→ What the exercise asks: The entries below are to be transcribed in full, without their images.

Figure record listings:

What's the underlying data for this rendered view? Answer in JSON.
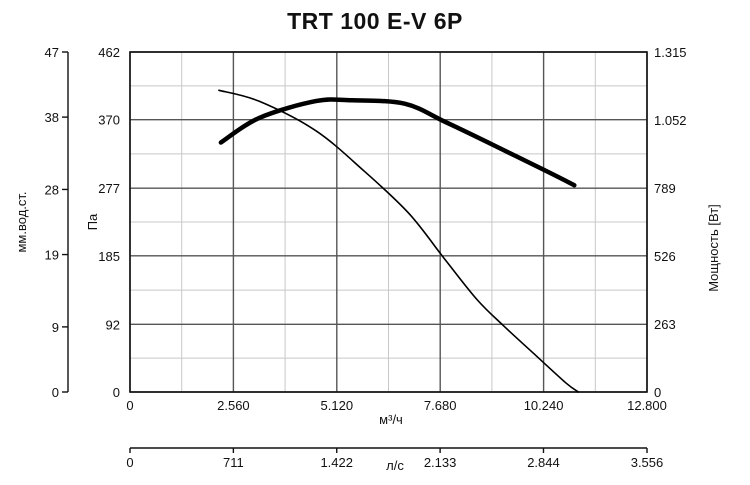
{
  "chart_data": {
    "type": "line",
    "title": "TRT 100 E-V 6P",
    "x_axis": {
      "label": "м³/ч",
      "range": [
        0,
        12800
      ],
      "ticks": [
        0,
        2560,
        5120,
        7680,
        10240,
        12800
      ],
      "tick_labels": [
        "0",
        "2.560",
        "5.120",
        "7.680",
        "10.240",
        "12.800"
      ]
    },
    "x2_axis": {
      "label": "л/с",
      "range": [
        0,
        3556
      ],
      "ticks": [
        0,
        711,
        1422,
        2133,
        2844,
        3556
      ],
      "tick_labels": [
        "0",
        "711",
        "1.422",
        "2.133",
        "2.844",
        "3.556"
      ]
    },
    "y_axis": {
      "label": "Па",
      "range": [
        0,
        462
      ],
      "ticks": [
        0,
        92,
        185,
        277,
        370,
        462
      ],
      "tick_labels": [
        "0",
        "92",
        "185",
        "277",
        "370",
        "462"
      ]
    },
    "y_left_outer": {
      "label": "мм.вод.ст.",
      "range": [
        0,
        47
      ],
      "ticks": [
        0,
        9,
        19,
        28,
        38,
        47
      ],
      "tick_labels": [
        "0",
        "9",
        "19",
        "28",
        "38",
        "47"
      ]
    },
    "y_right": {
      "label": "Мощность [Вт]",
      "range": [
        0,
        1315
      ],
      "ticks": [
        0,
        263,
        526,
        789,
        1052,
        1315
      ],
      "tick_labels": [
        "0",
        "263",
        "526",
        "789",
        "1.052",
        "1.315"
      ]
    },
    "grid": true,
    "series": [
      {
        "axis": "y",
        "color": "#000000",
        "emphasis": "thin",
        "points": [
          [
            2200,
            410
          ],
          [
            3200,
            395
          ],
          [
            4600,
            355
          ],
          [
            5800,
            300
          ],
          [
            6900,
            243
          ],
          [
            7800,
            180
          ],
          [
            8600,
            125
          ],
          [
            9250,
            90
          ],
          [
            10000,
            52
          ],
          [
            10800,
            12
          ],
          [
            11100,
            0
          ]
        ]
      },
      {
        "axis": "y_right",
        "color": "#000000",
        "emphasis": "thick",
        "points": [
          [
            2250,
            965
          ],
          [
            3200,
            1060
          ],
          [
            4600,
            1125
          ],
          [
            5500,
            1128
          ],
          [
            6800,
            1115
          ],
          [
            7800,
            1045
          ],
          [
            9000,
            955
          ],
          [
            10300,
            855
          ],
          [
            11000,
            800
          ]
        ]
      }
    ]
  }
}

→ Completed exercise:
What's the underlying data for this rendered view? Answer in JSON.
{
  "chart_data": {
    "type": "line",
    "title": "TRT 100 E-V 6P",
    "x_axis": {
      "label": "м³/ч",
      "range": [
        0,
        12800
      ],
      "ticks": [
        0,
        2560,
        5120,
        7680,
        10240,
        12800
      ],
      "tick_labels": [
        "0",
        "2.560",
        "5.120",
        "7.680",
        "10.240",
        "12.800"
      ]
    },
    "x2_axis": {
      "label": "л/с",
      "range": [
        0,
        3556
      ],
      "ticks": [
        0,
        711,
        1422,
        2133,
        2844,
        3556
      ],
      "tick_labels": [
        "0",
        "711",
        "1.422",
        "2.133",
        "2.844",
        "3.556"
      ]
    },
    "y_axis": {
      "label": "Па",
      "range": [
        0,
        462
      ],
      "ticks": [
        0,
        92,
        185,
        277,
        370,
        462
      ],
      "tick_labels": [
        "0",
        "92",
        "185",
        "277",
        "370",
        "462"
      ]
    },
    "y_left_outer": {
      "label": "мм.вод.ст.",
      "range": [
        0,
        47
      ],
      "ticks": [
        0,
        9,
        19,
        28,
        38,
        47
      ],
      "tick_labels": [
        "0",
        "9",
        "19",
        "28",
        "38",
        "47"
      ]
    },
    "y_right": {
      "label": "Мощность [Вт]",
      "range": [
        0,
        1315
      ],
      "ticks": [
        0,
        263,
        526,
        789,
        1052,
        1315
      ],
      "tick_labels": [
        "0",
        "263",
        "526",
        "789",
        "1.052",
        "1.315"
      ]
    },
    "grid": true,
    "series": [
      {
        "axis": "y",
        "color": "#000000",
        "emphasis": "thin",
        "points": [
          [
            2200,
            410
          ],
          [
            3200,
            395
          ],
          [
            4600,
            355
          ],
          [
            5800,
            300
          ],
          [
            6900,
            243
          ],
          [
            7800,
            180
          ],
          [
            8600,
            125
          ],
          [
            9250,
            90
          ],
          [
            10000,
            52
          ],
          [
            10800,
            12
          ],
          [
            11100,
            0
          ]
        ]
      },
      {
        "axis": "y_right",
        "color": "#000000",
        "emphasis": "thick",
        "points": [
          [
            2250,
            965
          ],
          [
            3200,
            1060
          ],
          [
            4600,
            1125
          ],
          [
            5500,
            1128
          ],
          [
            6800,
            1115
          ],
          [
            7800,
            1045
          ],
          [
            9000,
            955
          ],
          [
            10300,
            855
          ],
          [
            11000,
            800
          ]
        ]
      }
    ]
  }
}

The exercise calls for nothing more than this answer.